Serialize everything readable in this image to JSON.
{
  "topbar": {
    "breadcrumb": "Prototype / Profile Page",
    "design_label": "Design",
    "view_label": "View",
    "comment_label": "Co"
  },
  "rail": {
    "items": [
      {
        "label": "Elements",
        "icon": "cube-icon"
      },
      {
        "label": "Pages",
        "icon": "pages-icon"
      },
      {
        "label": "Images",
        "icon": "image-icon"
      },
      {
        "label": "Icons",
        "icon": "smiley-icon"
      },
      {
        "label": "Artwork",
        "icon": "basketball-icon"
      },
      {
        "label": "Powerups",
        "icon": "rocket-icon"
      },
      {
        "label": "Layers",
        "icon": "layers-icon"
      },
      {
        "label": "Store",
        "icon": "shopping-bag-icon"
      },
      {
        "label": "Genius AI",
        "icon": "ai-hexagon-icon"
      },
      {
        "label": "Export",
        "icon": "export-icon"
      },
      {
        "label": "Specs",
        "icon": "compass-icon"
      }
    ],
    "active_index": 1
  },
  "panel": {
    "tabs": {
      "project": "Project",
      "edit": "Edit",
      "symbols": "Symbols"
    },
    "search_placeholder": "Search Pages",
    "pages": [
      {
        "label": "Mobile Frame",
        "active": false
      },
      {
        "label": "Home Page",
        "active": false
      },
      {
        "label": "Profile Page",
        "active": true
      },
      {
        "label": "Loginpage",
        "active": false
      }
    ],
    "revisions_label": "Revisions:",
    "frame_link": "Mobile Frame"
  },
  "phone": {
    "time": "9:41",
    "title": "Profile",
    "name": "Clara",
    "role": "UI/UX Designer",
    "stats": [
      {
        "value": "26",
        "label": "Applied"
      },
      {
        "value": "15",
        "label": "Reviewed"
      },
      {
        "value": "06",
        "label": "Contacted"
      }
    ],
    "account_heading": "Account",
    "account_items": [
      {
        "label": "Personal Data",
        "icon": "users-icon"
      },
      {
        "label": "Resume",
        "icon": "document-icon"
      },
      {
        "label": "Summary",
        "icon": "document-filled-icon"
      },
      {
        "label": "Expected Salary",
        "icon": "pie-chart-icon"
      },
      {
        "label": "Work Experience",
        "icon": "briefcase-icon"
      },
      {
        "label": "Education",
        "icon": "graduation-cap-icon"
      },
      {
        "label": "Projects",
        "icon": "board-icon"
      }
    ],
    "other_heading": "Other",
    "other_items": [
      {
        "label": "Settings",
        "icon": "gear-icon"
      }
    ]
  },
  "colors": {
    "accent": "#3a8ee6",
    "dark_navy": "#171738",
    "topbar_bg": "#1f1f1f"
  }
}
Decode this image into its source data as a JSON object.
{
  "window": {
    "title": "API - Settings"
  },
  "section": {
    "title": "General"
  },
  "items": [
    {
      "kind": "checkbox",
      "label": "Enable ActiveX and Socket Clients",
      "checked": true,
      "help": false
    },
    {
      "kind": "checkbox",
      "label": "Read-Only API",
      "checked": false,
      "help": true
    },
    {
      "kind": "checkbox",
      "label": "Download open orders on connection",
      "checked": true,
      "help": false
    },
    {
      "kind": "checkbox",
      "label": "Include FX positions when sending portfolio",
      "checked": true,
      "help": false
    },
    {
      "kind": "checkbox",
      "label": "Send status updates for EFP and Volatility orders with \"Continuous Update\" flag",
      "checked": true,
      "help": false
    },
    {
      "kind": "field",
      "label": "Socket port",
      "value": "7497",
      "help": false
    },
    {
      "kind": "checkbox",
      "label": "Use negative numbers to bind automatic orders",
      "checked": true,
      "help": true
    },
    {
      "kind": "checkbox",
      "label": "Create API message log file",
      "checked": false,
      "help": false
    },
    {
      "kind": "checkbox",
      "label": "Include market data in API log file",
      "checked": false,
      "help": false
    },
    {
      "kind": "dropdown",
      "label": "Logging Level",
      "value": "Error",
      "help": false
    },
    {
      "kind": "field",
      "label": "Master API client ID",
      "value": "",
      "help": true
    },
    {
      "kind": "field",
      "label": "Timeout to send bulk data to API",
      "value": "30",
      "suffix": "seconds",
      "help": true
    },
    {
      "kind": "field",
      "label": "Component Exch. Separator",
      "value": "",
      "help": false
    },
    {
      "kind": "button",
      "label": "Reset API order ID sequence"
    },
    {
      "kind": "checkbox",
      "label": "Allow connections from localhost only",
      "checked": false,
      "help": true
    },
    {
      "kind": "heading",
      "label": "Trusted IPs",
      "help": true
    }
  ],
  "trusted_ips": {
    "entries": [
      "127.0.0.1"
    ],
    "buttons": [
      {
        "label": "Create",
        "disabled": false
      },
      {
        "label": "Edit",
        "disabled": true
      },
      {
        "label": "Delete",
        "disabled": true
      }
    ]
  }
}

-*-*-

▶ **SHORT TASK**: Check each line of the data above for the word "Mobile", then state how many lines have it. Give the number alone.

▶ **FULL RESPONSE**: 2